# Start of GIVEN ENTRIES

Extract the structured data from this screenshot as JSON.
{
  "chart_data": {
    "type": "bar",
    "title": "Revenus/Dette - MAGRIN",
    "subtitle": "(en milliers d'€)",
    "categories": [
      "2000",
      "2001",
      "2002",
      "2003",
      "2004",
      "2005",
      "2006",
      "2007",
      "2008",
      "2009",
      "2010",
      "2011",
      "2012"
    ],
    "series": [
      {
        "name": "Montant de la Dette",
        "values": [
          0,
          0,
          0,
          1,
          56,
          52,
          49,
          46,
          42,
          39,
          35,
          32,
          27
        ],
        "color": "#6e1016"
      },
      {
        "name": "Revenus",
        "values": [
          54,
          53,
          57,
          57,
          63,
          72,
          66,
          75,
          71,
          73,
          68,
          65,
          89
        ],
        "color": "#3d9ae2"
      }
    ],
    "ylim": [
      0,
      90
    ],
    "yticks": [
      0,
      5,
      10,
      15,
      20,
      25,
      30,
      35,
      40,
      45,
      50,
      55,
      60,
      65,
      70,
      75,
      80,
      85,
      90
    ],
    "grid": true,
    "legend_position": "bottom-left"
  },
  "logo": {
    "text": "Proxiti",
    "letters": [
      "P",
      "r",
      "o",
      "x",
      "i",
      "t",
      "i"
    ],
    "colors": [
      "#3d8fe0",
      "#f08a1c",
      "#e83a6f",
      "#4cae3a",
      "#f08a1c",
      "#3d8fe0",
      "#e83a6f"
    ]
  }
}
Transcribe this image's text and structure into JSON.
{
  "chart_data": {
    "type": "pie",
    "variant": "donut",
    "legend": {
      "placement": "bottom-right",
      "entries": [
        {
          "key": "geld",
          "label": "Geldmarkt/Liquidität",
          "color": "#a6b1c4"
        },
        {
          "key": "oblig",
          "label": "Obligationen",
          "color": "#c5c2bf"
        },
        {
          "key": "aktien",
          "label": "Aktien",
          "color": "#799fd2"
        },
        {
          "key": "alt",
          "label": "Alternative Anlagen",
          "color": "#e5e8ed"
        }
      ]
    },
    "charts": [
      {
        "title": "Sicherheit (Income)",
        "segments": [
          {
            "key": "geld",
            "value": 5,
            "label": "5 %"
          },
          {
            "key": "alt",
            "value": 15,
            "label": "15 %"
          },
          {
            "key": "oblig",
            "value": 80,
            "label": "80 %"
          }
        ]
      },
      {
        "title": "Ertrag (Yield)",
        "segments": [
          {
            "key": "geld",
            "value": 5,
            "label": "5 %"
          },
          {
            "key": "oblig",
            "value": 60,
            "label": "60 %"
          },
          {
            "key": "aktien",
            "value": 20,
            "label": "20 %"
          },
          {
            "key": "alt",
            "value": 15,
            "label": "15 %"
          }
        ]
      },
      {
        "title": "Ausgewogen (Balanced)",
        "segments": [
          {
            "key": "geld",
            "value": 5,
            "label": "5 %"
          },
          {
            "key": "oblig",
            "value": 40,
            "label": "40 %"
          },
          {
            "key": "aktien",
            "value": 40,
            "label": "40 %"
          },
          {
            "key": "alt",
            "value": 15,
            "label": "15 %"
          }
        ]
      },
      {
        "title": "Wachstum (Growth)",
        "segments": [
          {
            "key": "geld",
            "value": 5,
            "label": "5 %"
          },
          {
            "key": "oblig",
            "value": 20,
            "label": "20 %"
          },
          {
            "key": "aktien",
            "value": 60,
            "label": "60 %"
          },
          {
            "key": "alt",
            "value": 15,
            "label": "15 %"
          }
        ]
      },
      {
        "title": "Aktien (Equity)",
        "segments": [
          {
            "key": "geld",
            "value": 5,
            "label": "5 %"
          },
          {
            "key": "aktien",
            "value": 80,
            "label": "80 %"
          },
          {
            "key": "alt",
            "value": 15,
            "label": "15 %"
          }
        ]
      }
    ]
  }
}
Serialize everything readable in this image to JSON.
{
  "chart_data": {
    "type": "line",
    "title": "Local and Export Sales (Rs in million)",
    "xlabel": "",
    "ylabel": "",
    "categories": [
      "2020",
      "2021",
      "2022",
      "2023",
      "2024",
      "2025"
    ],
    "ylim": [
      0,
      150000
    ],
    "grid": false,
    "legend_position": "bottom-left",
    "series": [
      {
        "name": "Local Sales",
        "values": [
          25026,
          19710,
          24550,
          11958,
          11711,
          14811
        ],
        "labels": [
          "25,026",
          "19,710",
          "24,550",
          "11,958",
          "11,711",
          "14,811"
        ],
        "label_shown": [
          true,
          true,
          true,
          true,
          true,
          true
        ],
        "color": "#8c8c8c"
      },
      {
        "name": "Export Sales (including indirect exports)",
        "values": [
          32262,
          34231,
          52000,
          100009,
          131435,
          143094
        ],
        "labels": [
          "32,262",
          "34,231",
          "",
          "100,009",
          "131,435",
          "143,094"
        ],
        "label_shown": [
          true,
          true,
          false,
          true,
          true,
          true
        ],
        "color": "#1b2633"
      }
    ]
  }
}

# End of GIVEN ENTRIES

## STATED TASK
The whole listing above needs to be written out again exactly.

## RESULT
Extract the structured data from this screenshot as JSON.
{
  "chart_data": {
    "type": "bar",
    "title": "Revenus/Dette - MAGRIN",
    "subtitle": "(en milliers d'€)",
    "categories": [
      "2000",
      "2001",
      "2002",
      "2003",
      "2004",
      "2005",
      "2006",
      "2007",
      "2008",
      "2009",
      "2010",
      "2011",
      "2012"
    ],
    "series": [
      {
        "name": "Montant de la Dette",
        "values": [
          0,
          0,
          0,
          1,
          56,
          52,
          49,
          46,
          42,
          39,
          35,
          32,
          27
        ],
        "color": "#6e1016"
      },
      {
        "name": "Revenus",
        "values": [
          54,
          53,
          57,
          57,
          63,
          72,
          66,
          75,
          71,
          73,
          68,
          65,
          89
        ],
        "color": "#3d9ae2"
      }
    ],
    "ylim": [
      0,
      90
    ],
    "yticks": [
      0,
      5,
      10,
      15,
      20,
      25,
      30,
      35,
      40,
      45,
      50,
      55,
      60,
      65,
      70,
      75,
      80,
      85,
      90
    ],
    "grid": true,
    "legend_position": "bottom-left"
  },
  "logo": {
    "text": "Proxiti",
    "letters": [
      "P",
      "r",
      "o",
      "x",
      "i",
      "t",
      "i"
    ],
    "colors": [
      "#3d8fe0",
      "#f08a1c",
      "#e83a6f",
      "#4cae3a",
      "#f08a1c",
      "#3d8fe0",
      "#e83a6f"
    ]
  }
}
Transcribe this image's text and structure into JSON.
{
  "chart_data": {
    "type": "pie",
    "variant": "donut",
    "legend": {
      "placement": "bottom-right",
      "entries": [
        {
          "key": "geld",
          "label": "Geldmarkt/Liquidität",
          "color": "#a6b1c4"
        },
        {
          "key": "oblig",
          "label": "Obligationen",
          "color": "#c5c2bf"
        },
        {
          "key": "aktien",
          "label": "Aktien",
          "color": "#799fd2"
        },
        {
          "key": "alt",
          "label": "Alternative Anlagen",
          "color": "#e5e8ed"
        }
      ]
    },
    "charts": [
      {
        "title": "Sicherheit (Income)",
        "segments": [
          {
            "key": "geld",
            "value": 5,
            "label": "5 %"
          },
          {
            "key": "alt",
            "value": 15,
            "label": "15 %"
          },
          {
            "key": "oblig",
            "value": 80,
            "label": "80 %"
          }
        ]
      },
      {
        "title": "Ertrag (Yield)",
        "segments": [
          {
            "key": "geld",
            "value": 5,
            "label": "5 %"
          },
          {
            "key": "oblig",
            "value": 60,
            "label": "60 %"
          },
          {
            "key": "aktien",
            "value": 20,
            "label": "20 %"
          },
          {
            "key": "alt",
            "value": 15,
            "label": "15 %"
          }
        ]
      },
      {
        "title": "Ausgewogen (Balanced)",
        "segments": [
          {
            "key": "geld",
            "value": 5,
            "label": "5 %"
          },
          {
            "key": "oblig",
            "value": 40,
            "label": "40 %"
          },
          {
            "key": "aktien",
            "value": 40,
            "label": "40 %"
          },
          {
            "key": "alt",
            "value": 15,
            "label": "15 %"
          }
        ]
      },
      {
        "title": "Wachstum (Growth)",
        "segments": [
          {
            "key": "geld",
            "value": 5,
            "label": "5 %"
          },
          {
            "key": "oblig",
            "value": 20,
            "label": "20 %"
          },
          {
            "key": "aktien",
            "value": 60,
            "label": "60 %"
          },
          {
            "key": "alt",
            "value": 15,
            "label": "15 %"
          }
        ]
      },
      {
        "title": "Aktien (Equity)",
        "segments": [
          {
            "key": "geld",
            "value": 5,
            "label": "5 %"
          },
          {
            "key": "aktien",
            "value": 80,
            "label": "80 %"
          },
          {
            "key": "alt",
            "value": 15,
            "label": "15 %"
          }
        ]
      }
    ]
  }
}
Serialize everything readable in this image to JSON.
{
  "chart_data": {
    "type": "line",
    "title": "Local and Export Sales (Rs in million)",
    "xlabel": "",
    "ylabel": "",
    "categories": [
      "2020",
      "2021",
      "2022",
      "2023",
      "2024",
      "2025"
    ],
    "ylim": [
      0,
      150000
    ],
    "grid": false,
    "legend_position": "bottom-left",
    "series": [
      {
        "name": "Local Sales",
        "values": [
          25026,
          19710,
          24550,
          11958,
          11711,
          14811
        ],
        "labels": [
          "25,026",
          "19,710",
          "24,550",
          "11,958",
          "11,711",
          "14,811"
        ],
        "label_shown": [
          true,
          true,
          true,
          true,
          true,
          true
        ],
        "color": "#8c8c8c"
      },
      {
        "name": "Export Sales (including indirect exports)",
        "values": [
          32262,
          34231,
          52000,
          100009,
          131435,
          143094
        ],
        "labels": [
          "32,262",
          "34,231",
          "",
          "100,009",
          "131,435",
          "143,094"
        ],
        "label_shown": [
          true,
          true,
          false,
          true,
          true,
          true
        ],
        "color": "#1b2633"
      }
    ]
  }
}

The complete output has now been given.